Answer these questions using the court excerpt.
(a) Which case does the court excerpt cite for the point that Section 405(g) does not let the Court enjoin the Department or award an interest penalty?
(b) According to the court excerpt, how should Defendants' Motion be decided?
(c) In Plaintiffs' third prayer for relief, whose allocation findings would bind the government?

(EXTRACTED TEXT):
= = = = =
However, Section 405(g) does not give the Court the power to enjoin the Department nor to award an interest penalty under any circumstances. See Salfi, 422 U.S. at 763 n. 8. Accordingly, it is beyond doubt that Plaintiffs can prove no set of facts that would entitle them to that particular relief they requested. Doc. No. 17 ¶ 17(d). Thus, Defendants' Motion should be Granted in part.
Plaintiffs third prayer for relief is: "that when the government refuses to allocate wrongful death settlement proceeds amongst independent, competing claims of survivors prior to asserting its Medicare lien rights, the government is bound by the allocation findings made by the state court, and shall not impose the Medicare lien rights on the respective shares of each individual survivor." Doc. No. 1 at ¶ 17(c) (emphasis added).
= = = = =
(THE DATA):
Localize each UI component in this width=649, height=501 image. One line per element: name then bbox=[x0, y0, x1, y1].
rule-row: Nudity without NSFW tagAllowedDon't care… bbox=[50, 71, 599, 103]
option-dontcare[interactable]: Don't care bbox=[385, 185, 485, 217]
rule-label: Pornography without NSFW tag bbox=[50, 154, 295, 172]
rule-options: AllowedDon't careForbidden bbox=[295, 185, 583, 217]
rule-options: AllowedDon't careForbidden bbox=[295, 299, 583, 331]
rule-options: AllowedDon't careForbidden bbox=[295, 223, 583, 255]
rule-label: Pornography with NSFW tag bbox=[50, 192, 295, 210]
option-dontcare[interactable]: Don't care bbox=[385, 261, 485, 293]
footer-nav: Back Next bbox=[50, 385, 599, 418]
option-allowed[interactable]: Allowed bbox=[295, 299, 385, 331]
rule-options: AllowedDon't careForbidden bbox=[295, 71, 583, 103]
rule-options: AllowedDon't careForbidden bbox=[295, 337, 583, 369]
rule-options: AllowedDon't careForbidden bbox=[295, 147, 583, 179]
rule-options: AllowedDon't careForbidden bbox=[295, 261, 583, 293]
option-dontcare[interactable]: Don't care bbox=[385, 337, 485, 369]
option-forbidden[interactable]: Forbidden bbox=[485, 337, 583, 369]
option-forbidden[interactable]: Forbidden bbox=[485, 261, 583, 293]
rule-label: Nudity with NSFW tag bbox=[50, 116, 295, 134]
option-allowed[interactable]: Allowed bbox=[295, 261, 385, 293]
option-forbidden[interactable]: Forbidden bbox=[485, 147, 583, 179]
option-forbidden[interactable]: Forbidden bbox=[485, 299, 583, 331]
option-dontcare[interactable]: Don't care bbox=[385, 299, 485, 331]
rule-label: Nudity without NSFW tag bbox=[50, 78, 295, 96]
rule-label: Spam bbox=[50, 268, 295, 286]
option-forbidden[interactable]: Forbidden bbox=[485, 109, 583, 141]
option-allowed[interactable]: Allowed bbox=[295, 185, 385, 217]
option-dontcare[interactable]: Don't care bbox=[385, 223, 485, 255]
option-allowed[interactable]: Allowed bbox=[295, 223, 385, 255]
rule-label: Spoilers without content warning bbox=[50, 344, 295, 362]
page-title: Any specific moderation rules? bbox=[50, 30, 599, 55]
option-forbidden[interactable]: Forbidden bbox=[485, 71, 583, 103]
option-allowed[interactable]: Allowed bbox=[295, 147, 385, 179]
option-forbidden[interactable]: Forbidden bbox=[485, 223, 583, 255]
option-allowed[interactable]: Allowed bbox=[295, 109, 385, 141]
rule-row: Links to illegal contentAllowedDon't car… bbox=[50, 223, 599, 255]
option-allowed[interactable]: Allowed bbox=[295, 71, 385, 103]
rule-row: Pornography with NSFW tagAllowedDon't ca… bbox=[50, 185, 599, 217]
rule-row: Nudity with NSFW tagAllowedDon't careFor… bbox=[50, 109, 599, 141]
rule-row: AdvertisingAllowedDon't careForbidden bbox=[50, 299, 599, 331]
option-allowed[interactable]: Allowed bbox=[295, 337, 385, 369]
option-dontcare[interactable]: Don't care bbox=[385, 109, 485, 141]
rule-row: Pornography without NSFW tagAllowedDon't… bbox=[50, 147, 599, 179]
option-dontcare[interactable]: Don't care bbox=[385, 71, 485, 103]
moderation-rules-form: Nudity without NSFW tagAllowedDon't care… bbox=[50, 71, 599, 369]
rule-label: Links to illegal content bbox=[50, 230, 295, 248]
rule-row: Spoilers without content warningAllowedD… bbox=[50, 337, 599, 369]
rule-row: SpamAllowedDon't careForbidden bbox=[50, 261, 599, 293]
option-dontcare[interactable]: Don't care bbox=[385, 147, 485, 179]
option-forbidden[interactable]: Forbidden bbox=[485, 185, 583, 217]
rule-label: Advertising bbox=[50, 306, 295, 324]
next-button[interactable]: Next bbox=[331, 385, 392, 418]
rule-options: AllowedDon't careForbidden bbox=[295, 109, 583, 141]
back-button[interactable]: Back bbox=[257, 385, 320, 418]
= = = = =
(RESULT BELOW):
(a) Salfi, 422 U.S. at 763 n. 8.
(b) It should be granted in part.
(c) The state court's.